<<<<

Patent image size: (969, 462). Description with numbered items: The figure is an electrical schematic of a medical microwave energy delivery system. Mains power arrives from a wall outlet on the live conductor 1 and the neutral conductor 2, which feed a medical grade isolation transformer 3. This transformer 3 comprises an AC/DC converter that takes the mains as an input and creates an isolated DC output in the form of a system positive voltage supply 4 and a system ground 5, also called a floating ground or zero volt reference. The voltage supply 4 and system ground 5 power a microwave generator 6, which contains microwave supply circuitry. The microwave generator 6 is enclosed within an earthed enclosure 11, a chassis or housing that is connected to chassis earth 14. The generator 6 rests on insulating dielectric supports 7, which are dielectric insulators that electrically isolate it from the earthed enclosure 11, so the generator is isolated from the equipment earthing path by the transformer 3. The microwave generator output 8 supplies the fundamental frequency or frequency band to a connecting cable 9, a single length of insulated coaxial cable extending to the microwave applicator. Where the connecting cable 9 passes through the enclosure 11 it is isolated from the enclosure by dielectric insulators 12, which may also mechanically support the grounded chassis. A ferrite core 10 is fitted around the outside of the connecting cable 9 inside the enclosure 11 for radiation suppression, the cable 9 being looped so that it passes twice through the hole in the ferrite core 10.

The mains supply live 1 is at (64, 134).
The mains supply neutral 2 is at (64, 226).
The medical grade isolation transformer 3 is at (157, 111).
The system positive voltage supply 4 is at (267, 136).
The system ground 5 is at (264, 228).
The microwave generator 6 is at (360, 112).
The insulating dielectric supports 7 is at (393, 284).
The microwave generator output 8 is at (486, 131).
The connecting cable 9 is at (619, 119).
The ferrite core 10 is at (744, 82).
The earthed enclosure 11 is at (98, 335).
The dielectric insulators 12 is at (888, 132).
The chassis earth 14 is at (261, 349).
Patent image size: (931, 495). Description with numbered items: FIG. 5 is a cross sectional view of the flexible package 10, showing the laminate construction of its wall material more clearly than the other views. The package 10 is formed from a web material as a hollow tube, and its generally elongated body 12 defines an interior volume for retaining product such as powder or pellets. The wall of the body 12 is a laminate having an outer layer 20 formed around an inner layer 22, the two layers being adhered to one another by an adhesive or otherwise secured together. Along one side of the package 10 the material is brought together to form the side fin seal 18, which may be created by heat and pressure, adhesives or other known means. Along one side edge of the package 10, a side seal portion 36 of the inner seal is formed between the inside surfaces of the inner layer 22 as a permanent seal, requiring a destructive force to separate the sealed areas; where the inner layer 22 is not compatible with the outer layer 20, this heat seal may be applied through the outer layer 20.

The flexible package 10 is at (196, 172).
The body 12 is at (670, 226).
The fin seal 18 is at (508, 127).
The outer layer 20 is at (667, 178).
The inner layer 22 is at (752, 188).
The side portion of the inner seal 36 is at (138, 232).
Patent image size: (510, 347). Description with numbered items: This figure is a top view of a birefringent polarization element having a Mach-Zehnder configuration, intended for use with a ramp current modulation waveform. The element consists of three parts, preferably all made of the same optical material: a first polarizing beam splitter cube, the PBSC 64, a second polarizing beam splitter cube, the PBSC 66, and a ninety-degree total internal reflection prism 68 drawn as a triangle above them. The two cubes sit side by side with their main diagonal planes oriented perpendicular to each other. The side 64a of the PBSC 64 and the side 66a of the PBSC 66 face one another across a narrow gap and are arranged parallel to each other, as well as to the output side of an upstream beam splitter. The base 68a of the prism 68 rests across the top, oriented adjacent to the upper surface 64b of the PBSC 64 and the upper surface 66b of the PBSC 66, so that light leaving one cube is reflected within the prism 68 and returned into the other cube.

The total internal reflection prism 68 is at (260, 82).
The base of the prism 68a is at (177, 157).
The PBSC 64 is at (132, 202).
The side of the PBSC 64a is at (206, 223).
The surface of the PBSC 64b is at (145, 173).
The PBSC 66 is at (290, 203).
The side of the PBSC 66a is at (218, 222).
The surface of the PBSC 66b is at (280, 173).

>>>>

* _TASK STATEMENT_:
Output the part of the data that opens with the line containing "Patent image size: (931, 495)." and closes with the line containing "The body 12 is at (670, 226).", both included, as a Markdown table with the columns Row and Data line. Number each row and leave out blank lines.

* _ANSWER TO THE PROBLEM_:
| Row | Data line |
|---|---|
| 1 | Patent image size: (931, 495). Description with numbered items: FIG. 5 is a cross sectional view of the flexible package 10, showing the laminate construction of its wall material more clearly than the other views. The package 10 is formed from a web material as a hollow tube, and its generally elongated body 12 defines an interior volume for retaining product such as powder or pellets. The wall of the body 12 is a laminate having an outer layer 20 formed around an inner layer 22, the two layers being adhered to one another by an adhesive or otherwise secured together. Along one side of the package 10 the material is brought together to form the side fin seal 18, which may be created by heat and pressure, adhesives or other known means. Along one side edge of the package 10, a side seal portion 36 of the inner seal is formed between the inside surfaces of the inner layer 22 as a permanent seal, requiring a destructive force to separate the sealed areas; where the inner layer 22 is not compatible with the outer layer 20, this heat seal may be applied through the outer layer 20. |
| 2 | The flexible package 10 is at (196, 172). |
| 3 | The body 12 is at (670, 226). |